▸ **Short problem**: Return the data exactly, with all pictures removed.
------ Task inputs ------
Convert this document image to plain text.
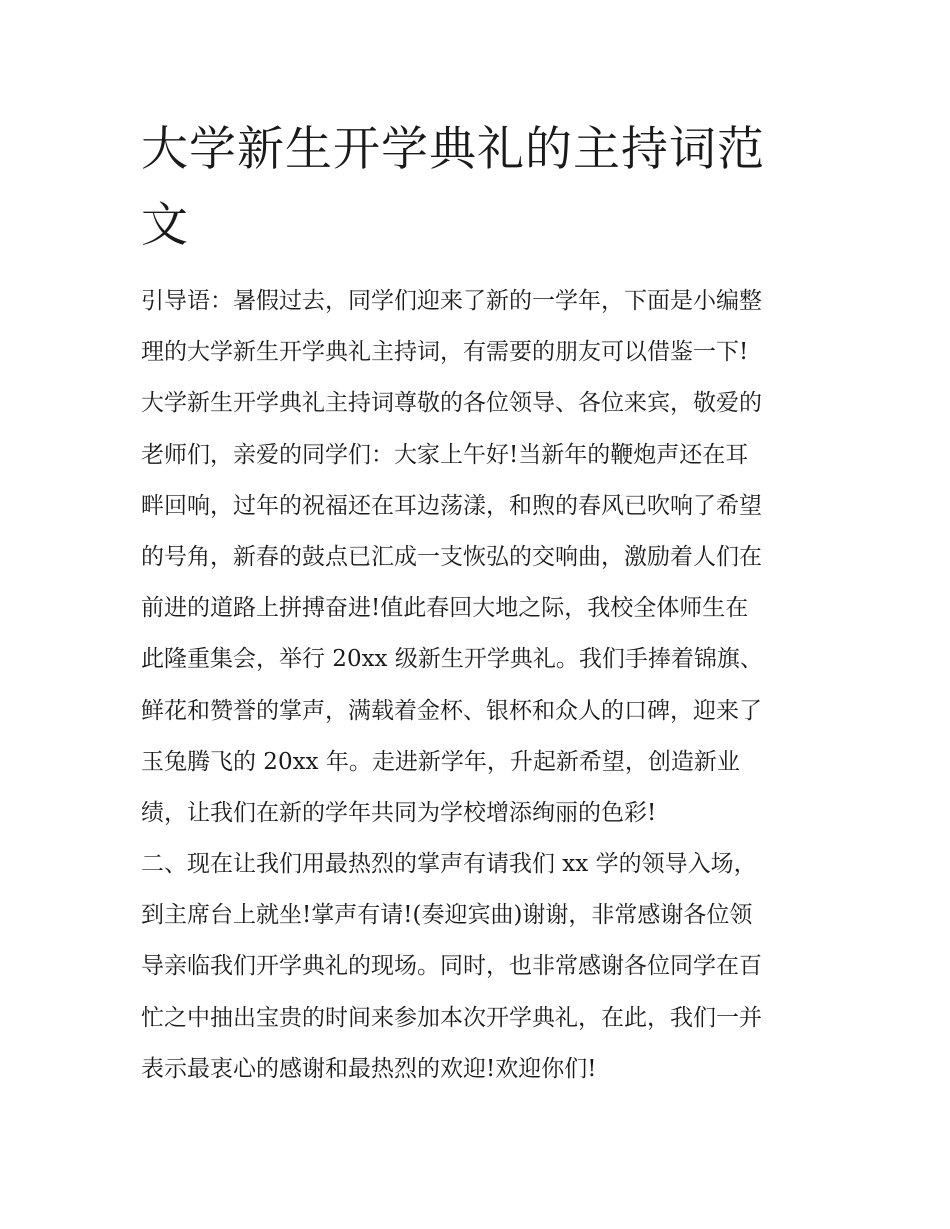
大学新生开学典礼的主持词范文
引导语：暑假过去，同学们迎来了新的一学年，下面是小编整
理的大学新生开学典礼主持词，有需要的朋友可以借鉴一下!
大学新生开学典礼主持词尊敬的各位领导、各位来宾，敬爱的
老师们，亲爱的同学们：大家上午好!当新年的鞭炮声还在耳
畔回响，过年的祝福还在耳边荡漾，和煦的春风已吹响了希望
的号角，新春的鼓点已汇成一支恢弘的交响曲，激励着人们在
前进的道路上拼搏奋进!值此春回大地之际，我校全体师生在
此隆重集会，举行 20xx 级新生开学典礼。我们手捧着锦旗、
鲜花和赞誉的掌声，满载着金杯、银杯和众人的口碑，迎来了
玉兔腾飞的 20xx 年。走进新学年，升起新希望，创造新业
绩，让我们在新的学年共同为学校增添绚丽的色彩!
二、现在让我们用最热烈的掌声有请我们 xx 学的领导入场，
到主席台上就坐!掌声有请!(奏迎宾曲)谢谢，非常感谢各位领
导亲临我们开学典礼的现场。同时，也非常感谢各位同学在百
忙之中抽出宝贵的时间来参加本次开学典礼，在此，我们一并
表示最衷心的感谢和最热烈的欢迎!欢迎你们!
------
▸ **Output for this task**:
Convert this document image to plain text.
大学新生开学典礼的主持词范文
引导语：暑假过去，同学们迎来了新的一学年，下面是小编整
理的大学新生开学典礼主持词，有需要的朋友可以借鉴一下!
大学新生开学典礼主持词尊敬的各位领导、各位来宾，敬爱的
老师们，亲爱的同学们：大家上午好!当新年的鞭炮声还在耳
畔回响，过年的祝福还在耳边荡漾，和煦的春风已吹响了希望
的号角，新春的鼓点已汇成一支恢弘的交响曲，激励着人们在
前进的道路上拼搏奋进!值此春回大地之际，我校全体师生在
此隆重集会，举行 20xx 级新生开学典礼。我们手捧着锦旗、
鲜花和赞誉的掌声，满载着金杯、银杯和众人的口碑，迎来了
玉兔腾飞的 20xx 年。走进新学年，升起新希望，创造新业
绩，让我们在新的学年共同为学校增添绚丽的色彩!
二、现在让我们用最热烈的掌声有请我们 xx 学的领导入场，
到主席台上就坐!掌声有请!(奏迎宾曲)谢谢，非常感谢各位领
导亲临我们开学典礼的现场。同时，也非常感谢各位同学在百
忙之中抽出宝贵的时间来参加本次开学典礼，在此，我们一并
表示最衷心的感谢和最热烈的欢迎!欢迎你们!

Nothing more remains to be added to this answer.